Stated exercise: Every line below that contains "Gerry" is to be copied.

[Dataset records]
◆ ◆ ◆
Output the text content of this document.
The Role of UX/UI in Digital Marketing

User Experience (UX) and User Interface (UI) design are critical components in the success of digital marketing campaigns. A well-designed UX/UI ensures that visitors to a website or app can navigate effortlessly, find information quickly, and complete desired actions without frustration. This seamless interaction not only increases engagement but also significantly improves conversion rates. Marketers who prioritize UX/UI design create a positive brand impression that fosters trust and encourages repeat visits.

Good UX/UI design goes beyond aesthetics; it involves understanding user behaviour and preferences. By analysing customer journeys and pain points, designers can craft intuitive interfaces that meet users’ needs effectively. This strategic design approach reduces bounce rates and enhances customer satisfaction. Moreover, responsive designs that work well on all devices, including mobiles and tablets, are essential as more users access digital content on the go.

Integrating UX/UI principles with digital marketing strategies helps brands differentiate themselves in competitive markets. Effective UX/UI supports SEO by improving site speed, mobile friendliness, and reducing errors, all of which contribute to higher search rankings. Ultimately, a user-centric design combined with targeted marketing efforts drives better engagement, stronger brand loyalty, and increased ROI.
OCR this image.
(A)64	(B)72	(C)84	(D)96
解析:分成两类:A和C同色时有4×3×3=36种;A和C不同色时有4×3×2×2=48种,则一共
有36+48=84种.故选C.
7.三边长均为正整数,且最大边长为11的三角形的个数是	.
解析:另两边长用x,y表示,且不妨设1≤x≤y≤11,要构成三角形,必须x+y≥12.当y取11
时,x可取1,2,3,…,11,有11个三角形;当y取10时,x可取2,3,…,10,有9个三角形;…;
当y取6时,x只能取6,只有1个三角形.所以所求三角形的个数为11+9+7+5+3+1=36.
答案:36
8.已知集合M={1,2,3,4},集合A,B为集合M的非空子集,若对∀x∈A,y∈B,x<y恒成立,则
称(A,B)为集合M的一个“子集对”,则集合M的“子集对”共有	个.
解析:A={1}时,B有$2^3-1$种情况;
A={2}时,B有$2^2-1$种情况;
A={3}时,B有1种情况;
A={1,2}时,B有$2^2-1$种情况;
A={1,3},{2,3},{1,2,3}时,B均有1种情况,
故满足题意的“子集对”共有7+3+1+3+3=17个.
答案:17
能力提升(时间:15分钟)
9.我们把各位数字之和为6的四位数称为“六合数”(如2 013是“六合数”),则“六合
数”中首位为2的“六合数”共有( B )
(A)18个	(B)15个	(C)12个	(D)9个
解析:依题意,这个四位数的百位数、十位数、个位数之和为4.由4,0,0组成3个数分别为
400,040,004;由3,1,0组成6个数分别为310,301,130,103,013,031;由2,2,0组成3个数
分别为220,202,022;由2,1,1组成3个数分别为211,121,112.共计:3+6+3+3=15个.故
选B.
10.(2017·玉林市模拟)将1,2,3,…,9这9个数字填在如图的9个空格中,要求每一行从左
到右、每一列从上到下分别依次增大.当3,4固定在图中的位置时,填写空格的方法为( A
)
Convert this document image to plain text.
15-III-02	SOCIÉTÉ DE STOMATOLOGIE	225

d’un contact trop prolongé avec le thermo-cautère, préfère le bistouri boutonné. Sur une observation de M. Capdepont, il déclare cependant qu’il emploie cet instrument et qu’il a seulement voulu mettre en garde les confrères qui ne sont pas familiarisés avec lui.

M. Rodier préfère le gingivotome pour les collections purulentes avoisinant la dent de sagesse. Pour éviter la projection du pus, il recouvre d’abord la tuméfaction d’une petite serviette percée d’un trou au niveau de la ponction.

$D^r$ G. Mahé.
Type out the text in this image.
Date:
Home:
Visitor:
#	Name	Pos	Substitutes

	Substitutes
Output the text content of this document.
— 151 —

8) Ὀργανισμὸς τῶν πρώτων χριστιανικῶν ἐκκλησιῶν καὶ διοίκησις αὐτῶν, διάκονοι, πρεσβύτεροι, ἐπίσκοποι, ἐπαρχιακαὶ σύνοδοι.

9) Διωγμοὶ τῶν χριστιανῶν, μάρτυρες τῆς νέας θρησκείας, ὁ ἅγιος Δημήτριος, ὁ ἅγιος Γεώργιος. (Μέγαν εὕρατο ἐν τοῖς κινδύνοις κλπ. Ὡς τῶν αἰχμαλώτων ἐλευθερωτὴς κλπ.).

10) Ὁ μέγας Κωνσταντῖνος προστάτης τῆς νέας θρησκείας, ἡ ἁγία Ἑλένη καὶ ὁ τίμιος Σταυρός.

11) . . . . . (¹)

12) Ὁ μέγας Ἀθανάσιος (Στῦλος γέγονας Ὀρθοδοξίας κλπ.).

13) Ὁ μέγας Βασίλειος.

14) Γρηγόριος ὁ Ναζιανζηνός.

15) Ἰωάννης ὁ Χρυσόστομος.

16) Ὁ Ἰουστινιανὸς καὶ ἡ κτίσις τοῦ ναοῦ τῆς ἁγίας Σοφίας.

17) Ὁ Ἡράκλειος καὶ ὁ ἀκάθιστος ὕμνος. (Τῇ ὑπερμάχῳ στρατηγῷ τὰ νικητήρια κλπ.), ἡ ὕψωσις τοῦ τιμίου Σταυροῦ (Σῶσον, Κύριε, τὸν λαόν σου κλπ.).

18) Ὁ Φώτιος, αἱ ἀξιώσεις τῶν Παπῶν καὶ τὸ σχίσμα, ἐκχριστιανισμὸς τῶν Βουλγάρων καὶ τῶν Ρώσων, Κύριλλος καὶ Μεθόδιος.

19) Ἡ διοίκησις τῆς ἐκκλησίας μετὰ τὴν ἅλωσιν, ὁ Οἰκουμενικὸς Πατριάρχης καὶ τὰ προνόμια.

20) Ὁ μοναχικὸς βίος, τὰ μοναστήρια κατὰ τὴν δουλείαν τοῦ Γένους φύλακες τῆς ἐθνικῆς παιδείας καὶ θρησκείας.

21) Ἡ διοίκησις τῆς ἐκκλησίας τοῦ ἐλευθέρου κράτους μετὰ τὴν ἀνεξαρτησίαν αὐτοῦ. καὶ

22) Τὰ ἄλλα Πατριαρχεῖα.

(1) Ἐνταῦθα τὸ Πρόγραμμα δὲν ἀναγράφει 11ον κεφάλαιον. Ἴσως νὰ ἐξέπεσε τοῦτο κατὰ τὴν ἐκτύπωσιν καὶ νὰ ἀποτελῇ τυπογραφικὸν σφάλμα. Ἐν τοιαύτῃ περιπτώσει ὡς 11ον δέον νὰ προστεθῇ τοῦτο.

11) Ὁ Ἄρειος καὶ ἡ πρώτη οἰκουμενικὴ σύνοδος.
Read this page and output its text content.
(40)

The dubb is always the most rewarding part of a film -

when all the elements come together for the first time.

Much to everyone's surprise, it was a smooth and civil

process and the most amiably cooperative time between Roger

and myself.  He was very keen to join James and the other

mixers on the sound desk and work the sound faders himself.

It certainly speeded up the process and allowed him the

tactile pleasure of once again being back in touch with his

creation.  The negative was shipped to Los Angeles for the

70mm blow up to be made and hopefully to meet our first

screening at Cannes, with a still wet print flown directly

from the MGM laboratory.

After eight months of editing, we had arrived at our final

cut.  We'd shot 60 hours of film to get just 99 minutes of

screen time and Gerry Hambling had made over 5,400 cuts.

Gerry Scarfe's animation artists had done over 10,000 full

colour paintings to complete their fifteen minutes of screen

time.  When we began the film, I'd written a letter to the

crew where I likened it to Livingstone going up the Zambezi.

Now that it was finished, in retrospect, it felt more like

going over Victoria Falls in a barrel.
◆ ◆ ◆
Task solution:
screen time and Gerry Hambling had made over 5,400 cuts.
Gerry Scarfe's animation artists had done over 10,000 full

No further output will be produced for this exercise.